WHAT NEEDS TO BE DONE: Filter the lines below, copying only those with the string "name".

┏━━

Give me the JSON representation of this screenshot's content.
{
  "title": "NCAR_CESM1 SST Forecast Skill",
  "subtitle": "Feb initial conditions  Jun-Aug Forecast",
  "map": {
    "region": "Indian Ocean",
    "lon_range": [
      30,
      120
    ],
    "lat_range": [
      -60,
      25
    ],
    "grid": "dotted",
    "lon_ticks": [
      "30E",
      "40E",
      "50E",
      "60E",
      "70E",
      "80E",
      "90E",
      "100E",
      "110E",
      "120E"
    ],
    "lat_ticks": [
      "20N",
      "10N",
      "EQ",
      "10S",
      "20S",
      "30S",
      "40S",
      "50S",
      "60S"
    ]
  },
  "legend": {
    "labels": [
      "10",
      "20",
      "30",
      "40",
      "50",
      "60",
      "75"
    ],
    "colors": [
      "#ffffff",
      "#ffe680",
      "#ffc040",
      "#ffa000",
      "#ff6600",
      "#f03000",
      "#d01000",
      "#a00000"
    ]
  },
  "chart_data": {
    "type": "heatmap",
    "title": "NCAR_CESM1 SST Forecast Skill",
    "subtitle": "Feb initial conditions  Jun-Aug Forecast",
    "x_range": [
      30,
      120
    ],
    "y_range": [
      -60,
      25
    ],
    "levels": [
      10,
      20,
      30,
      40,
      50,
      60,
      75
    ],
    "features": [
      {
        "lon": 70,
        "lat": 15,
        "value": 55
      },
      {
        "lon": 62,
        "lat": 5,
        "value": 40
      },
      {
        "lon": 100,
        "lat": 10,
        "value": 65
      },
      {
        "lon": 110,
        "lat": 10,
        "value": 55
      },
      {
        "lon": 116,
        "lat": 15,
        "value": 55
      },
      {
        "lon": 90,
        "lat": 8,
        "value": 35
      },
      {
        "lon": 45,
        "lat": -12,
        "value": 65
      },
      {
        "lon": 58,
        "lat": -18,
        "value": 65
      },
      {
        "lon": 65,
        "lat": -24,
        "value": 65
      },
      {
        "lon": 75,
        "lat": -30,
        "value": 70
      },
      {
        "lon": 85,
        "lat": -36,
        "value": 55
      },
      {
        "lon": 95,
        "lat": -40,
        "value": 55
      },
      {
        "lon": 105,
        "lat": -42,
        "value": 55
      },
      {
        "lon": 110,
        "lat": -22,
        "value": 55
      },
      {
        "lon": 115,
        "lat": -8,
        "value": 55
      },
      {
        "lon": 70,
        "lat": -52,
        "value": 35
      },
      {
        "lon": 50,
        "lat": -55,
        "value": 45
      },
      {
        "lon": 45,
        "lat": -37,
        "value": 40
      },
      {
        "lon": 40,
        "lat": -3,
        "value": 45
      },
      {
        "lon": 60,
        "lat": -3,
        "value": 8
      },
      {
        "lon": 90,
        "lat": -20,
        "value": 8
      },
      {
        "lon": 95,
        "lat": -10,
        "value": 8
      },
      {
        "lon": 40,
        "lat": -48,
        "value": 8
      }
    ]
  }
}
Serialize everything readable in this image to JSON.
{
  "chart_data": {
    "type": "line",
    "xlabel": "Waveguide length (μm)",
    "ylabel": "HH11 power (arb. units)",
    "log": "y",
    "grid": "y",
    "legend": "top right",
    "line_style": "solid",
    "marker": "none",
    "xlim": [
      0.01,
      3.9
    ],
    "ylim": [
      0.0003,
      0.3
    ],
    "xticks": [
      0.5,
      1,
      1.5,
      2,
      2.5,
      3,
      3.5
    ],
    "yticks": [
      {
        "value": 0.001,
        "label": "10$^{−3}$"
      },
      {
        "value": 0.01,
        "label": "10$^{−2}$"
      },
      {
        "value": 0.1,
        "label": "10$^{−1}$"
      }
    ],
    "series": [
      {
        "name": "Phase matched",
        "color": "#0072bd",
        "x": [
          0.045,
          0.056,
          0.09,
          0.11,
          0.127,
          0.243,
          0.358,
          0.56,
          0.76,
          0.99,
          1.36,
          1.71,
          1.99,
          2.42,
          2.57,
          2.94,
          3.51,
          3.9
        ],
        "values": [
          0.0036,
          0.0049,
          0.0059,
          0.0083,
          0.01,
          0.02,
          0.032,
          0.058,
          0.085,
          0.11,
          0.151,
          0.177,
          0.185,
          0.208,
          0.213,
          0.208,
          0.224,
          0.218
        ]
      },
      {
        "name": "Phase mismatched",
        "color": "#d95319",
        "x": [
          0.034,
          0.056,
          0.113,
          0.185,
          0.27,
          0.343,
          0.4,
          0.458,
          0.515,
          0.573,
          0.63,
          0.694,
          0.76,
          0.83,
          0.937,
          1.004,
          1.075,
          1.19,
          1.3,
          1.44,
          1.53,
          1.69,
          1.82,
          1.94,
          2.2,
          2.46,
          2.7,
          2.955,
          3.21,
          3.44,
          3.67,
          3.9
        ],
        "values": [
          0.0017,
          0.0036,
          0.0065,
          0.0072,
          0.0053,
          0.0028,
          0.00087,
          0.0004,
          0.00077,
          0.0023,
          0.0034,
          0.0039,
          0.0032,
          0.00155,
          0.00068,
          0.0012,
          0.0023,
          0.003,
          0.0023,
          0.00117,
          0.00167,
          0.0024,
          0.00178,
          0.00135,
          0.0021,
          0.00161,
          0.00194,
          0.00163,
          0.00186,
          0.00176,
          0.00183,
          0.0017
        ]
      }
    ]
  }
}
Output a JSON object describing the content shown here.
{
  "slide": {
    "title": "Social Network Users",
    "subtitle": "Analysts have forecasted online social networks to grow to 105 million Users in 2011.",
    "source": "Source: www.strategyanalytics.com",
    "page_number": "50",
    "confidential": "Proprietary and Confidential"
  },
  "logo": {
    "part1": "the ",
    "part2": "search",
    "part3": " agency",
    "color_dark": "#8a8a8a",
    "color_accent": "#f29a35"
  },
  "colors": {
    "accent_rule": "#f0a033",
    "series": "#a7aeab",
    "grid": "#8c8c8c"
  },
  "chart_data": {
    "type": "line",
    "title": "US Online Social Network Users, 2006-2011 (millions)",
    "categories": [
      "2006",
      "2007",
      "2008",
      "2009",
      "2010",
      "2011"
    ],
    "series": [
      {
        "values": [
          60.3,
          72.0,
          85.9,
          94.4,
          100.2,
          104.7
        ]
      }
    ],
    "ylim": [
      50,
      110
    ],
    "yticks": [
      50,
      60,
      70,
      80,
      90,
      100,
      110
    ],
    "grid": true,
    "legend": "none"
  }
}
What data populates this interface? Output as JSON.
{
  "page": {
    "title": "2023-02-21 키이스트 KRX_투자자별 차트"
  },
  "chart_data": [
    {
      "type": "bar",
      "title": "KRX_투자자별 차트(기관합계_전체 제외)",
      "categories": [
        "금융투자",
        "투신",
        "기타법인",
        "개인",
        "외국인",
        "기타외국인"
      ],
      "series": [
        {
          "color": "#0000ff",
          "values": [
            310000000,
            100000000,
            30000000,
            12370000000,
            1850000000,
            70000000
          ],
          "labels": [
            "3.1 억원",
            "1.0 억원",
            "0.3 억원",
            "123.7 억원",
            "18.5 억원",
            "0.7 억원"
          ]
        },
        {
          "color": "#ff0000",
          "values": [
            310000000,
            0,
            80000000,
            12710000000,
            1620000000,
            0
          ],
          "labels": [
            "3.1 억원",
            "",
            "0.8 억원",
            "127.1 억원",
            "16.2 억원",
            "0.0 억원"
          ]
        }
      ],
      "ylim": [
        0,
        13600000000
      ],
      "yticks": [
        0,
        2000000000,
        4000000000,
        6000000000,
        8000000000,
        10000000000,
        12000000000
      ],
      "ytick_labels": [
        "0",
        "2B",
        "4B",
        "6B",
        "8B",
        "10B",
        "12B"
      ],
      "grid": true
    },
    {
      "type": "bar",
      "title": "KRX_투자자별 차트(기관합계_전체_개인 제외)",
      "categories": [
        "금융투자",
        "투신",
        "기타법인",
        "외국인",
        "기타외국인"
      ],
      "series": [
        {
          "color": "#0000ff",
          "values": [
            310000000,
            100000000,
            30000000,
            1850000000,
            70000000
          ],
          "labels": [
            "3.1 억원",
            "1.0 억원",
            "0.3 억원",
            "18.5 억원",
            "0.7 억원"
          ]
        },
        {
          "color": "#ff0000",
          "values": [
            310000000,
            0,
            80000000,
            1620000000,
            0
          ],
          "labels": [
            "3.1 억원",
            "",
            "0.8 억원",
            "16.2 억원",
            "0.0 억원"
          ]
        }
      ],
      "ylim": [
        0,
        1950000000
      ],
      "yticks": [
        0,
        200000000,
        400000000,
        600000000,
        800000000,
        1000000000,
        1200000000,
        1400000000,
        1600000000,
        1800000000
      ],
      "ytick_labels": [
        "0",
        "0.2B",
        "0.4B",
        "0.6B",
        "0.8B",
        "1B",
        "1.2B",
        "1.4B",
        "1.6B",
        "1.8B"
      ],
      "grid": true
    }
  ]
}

┗━━

RESULT OF THIS EXERCISE:
        "name": "Phase matched",
        "name": "Phase mismatched",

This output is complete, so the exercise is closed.